**STATED PROBLEM 1:** Reproduce the records from their first line through the line containing "cell-gyp-gyp bbox=[831, 529, 914, 577]", including both ends. Replace every "correlation-ellipse" with "ellipse" and leave everything else unchanged.

# Start of GIVEN PASSAGE

Own Your Faith

Own your faith

No one else can. Not your parents. Not your church. Not your friends.


We need to own our own faith. Why and how do we do it you ask? Well, let’s me share a bit of my story and then give you a passage that will help you along the way, ready?

I don’t think I really owned my faith until I was 25 years old. I went to church almost every single sunday. I probably had conversations about faith and God before then but I never truly examined my faith. In many ways I was afraid of what I mind find if I did. What if God wasn’t real? What if the bible doesn’t carry the truth? 

I would go to church on Sundays and try to live my life in a way of honoring God through the week. Sounds good right? Yes, and there isn’t anything wrong with this. I’m thankful for the faith community and family that guided me to that point in my life.

At some point in all of our lives we must go to from community-held belief to personal belief within community.

It is indeed a dangerous journey to go outside your community-held faith and beliefs (sidenote: this journey can be done within your faith community but many times a physical journey or pilgrimage is very helpful). Some may even criticize you out of their own fears or insecurities. The reality is: You will not come back the same as before.

# End of GIVEN PASSAGE

**STATED PROBLEM 2:** Continue the piece on owning your faith from the point where it stops.

# Start of GIVEN DATA

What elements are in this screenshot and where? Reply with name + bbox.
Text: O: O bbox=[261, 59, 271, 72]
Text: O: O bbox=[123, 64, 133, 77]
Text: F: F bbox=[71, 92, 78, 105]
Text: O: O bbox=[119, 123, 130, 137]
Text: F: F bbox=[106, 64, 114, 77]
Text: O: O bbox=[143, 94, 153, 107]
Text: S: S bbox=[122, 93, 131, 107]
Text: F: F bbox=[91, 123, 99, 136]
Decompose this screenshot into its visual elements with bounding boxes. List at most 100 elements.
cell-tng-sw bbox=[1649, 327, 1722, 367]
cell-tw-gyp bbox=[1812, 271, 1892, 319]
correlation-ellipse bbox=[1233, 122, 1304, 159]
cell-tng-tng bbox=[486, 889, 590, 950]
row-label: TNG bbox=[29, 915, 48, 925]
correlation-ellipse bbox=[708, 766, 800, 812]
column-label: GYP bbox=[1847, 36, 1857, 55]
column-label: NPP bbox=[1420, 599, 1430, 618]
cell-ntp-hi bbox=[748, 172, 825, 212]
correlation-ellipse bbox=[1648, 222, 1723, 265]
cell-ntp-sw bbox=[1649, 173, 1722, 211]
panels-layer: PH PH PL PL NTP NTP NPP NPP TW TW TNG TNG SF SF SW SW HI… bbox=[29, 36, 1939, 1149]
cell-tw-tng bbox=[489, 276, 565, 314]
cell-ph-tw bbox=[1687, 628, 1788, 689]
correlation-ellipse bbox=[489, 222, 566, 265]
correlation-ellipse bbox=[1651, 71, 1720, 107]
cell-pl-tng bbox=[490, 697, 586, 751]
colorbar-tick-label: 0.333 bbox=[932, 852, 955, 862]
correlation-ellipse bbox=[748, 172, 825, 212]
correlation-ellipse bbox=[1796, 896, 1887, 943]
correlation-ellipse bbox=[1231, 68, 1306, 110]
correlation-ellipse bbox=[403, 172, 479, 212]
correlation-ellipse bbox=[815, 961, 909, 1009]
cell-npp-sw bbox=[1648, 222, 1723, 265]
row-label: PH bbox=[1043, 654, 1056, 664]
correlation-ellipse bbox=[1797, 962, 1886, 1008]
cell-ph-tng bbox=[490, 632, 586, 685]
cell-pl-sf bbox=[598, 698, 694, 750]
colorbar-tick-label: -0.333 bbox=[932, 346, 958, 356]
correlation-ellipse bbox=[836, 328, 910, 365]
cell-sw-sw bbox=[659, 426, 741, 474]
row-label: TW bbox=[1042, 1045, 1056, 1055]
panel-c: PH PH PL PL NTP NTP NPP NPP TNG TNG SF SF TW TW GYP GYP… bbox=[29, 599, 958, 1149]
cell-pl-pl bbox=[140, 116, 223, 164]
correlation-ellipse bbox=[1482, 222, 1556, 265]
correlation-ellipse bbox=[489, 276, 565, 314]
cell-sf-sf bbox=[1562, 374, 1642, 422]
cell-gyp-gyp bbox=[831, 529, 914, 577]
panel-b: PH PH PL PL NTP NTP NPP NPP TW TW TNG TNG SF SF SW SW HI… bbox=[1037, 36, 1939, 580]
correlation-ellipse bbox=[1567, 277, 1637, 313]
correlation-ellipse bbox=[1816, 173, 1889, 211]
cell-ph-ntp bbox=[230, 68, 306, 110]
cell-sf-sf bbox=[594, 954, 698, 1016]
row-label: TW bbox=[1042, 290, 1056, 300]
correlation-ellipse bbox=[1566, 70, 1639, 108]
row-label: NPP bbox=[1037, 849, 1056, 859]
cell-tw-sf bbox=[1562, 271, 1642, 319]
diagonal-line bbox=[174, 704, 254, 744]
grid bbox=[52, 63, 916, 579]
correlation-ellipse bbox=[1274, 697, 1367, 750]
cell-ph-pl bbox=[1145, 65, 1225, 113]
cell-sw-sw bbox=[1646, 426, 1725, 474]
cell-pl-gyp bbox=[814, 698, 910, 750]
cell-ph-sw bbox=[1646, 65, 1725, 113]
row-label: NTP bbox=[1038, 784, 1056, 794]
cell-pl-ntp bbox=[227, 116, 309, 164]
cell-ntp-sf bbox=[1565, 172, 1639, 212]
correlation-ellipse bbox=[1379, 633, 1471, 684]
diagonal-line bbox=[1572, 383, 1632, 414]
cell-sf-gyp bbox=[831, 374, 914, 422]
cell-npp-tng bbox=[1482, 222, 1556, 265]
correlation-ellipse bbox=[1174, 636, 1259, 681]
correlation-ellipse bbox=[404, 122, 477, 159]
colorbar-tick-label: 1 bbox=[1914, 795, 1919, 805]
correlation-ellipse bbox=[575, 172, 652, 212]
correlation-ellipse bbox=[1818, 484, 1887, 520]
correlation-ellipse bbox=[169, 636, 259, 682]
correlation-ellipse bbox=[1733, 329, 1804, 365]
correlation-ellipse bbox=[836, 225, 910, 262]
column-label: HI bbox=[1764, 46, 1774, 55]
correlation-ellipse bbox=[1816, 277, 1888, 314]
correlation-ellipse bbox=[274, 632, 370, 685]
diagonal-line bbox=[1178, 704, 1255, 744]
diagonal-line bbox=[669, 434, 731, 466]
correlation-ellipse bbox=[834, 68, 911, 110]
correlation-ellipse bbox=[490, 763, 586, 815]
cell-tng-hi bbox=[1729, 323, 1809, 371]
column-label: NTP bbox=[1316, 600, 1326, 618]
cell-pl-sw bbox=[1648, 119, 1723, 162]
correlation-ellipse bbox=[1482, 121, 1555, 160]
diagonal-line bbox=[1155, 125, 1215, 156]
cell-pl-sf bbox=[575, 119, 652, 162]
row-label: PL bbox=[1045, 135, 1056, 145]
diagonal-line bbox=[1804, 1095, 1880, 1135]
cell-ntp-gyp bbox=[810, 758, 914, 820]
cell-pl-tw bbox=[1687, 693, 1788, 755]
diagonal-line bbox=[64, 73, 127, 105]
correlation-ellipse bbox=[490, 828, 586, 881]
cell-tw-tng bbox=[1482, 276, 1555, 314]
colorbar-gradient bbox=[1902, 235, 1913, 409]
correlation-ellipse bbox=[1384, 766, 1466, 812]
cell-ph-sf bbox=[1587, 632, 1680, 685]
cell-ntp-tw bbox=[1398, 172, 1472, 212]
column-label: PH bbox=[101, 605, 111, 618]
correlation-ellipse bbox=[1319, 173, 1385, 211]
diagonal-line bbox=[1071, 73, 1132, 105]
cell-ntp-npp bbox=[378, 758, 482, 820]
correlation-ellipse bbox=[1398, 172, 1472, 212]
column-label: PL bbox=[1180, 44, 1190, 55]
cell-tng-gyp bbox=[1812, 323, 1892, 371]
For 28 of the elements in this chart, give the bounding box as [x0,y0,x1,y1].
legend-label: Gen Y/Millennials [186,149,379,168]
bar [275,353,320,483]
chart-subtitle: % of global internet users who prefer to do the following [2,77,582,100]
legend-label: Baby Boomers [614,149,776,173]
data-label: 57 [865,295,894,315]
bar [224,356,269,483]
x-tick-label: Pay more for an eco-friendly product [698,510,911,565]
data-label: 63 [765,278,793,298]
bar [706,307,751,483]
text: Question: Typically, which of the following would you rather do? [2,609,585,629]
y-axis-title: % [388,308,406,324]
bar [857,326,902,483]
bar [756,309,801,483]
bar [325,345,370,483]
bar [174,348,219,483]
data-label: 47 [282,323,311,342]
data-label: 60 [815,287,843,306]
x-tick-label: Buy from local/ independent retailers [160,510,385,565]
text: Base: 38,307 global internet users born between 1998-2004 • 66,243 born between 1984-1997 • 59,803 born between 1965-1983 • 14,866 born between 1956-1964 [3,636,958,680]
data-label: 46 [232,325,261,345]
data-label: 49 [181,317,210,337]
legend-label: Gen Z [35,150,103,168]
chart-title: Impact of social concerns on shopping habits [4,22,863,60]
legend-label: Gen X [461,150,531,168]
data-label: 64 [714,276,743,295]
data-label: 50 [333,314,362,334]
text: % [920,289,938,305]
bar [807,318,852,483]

# End of GIVEN DATA

**WRITTEN RESPONSE 1:**
What elements are in this screenshot and where? Reply with name + bbox.
Text: O: O bbox=[261, 59, 271, 72]
Text: O: O bbox=[123, 64, 133, 77]
Text: F: F bbox=[71, 92, 78, 105]
Text: O: O bbox=[119, 123, 130, 137]
Text: F: F bbox=[106, 64, 114, 77]
Text: O: O bbox=[143, 94, 153, 107]
Text: S: S bbox=[122, 93, 131, 107]
Text: F: F bbox=[91, 123, 99, 136]
Decompose this screenshot into its visual elements with bounding boxes. List at most 100 elements.
cell-tng-sw bbox=[1649, 327, 1722, 367]
cell-tw-gyp bbox=[1812, 271, 1892, 319]
ellipse bbox=[1233, 122, 1304, 159]
cell-tng-tng bbox=[486, 889, 590, 950]
row-label: TNG bbox=[29, 915, 48, 925]
ellipse bbox=[708, 766, 800, 812]
column-label: GYP bbox=[1847, 36, 1857, 55]
column-label: NPP bbox=[1420, 599, 1430, 618]
cell-ntp-hi bbox=[748, 172, 825, 212]
ellipse bbox=[1648, 222, 1723, 265]
cell-ntp-sw bbox=[1649, 173, 1722, 211]
panels-layer: PH PH PL PL NTP NTP NPP NPP TW TW TNG TNG SF SF SW SW HI… bbox=[29, 36, 1939, 1149]
cell-tw-tng bbox=[489, 276, 565, 314]
cell-ph-tw bbox=[1687, 628, 1788, 689]
ellipse bbox=[489, 222, 566, 265]
ellipse bbox=[1651, 71, 1720, 107]
cell-pl-tng bbox=[490, 697, 586, 751]
colorbar-tick-label: 0.333 bbox=[932, 852, 955, 862]
ellipse bbox=[748, 172, 825, 212]
ellipse bbox=[1796, 896, 1887, 943]
ellipse bbox=[1231, 68, 1306, 110]
ellipse bbox=[403, 172, 479, 212]
ellipse bbox=[815, 961, 909, 1009]
cell-npp-sw bbox=[1648, 222, 1723, 265]
row-label: PH bbox=[1043, 654, 1056, 664]
ellipse bbox=[1797, 962, 1886, 1008]
cell-ph-tng bbox=[490, 632, 586, 685]
cell-pl-sf bbox=[598, 698, 694, 750]
colorbar-tick-label: -0.333 bbox=[932, 346, 958, 356]
ellipse bbox=[836, 328, 910, 365]
cell-sw-sw bbox=[659, 426, 741, 474]
row-label: TW bbox=[1042, 1045, 1056, 1055]
panel-c: PH PH PL PL NTP NTP NPP NPP TNG TNG SF SF TW TW GYP GYP… bbox=[29, 599, 958, 1149]
cell-pl-pl bbox=[140, 116, 223, 164]
ellipse bbox=[1482, 222, 1556, 265]
ellipse bbox=[489, 276, 565, 314]
cell-sf-sf bbox=[1562, 374, 1642, 422]
cell-gyp-gyp bbox=[831, 529, 914, 577]

**WRITTEN RESPONSE 2:**
On your journey, you will doubt and you will question, but God will lead you into a new personal and beautiful faith that you own wholeheartedly. There is no formula, but I found that Matthew 7 gives a great framework:

 

“Judge not, that you be not judged.”

As you go on your new journey it will be easy to look back at your old faith community and belief as something old and antiquated. Resist this temptation. If you are truly seeking God and desiring to own your faith, it will open you up to be more gracious and open.

 

“Ask, and it will be given to you; seek, and you will find; knock, and it will be opened to you.”

Honestly seek God, seek relationship with him, seek to know his ways and you will be rewarded. Adopt a spirit of wonder and curiosity and let God’s spirit guide you. You will only receive at the measure in which you are open to it.

 

“Enter by the narrow gate. For the gate is wide and the way is easy that leads to destruction, and those who enter by it are many. For the gate is narrow and the way is hard that leads to life, and those who find it are few.”

It’s not going to be an easy path and you will be confronted with your inadequacies, faithlessness and hypocrisies. The temptation is to take the easy path, but it leads to, well…destruction. Take the narrow path, because only you fit on it. No one else can lead you to own your faith.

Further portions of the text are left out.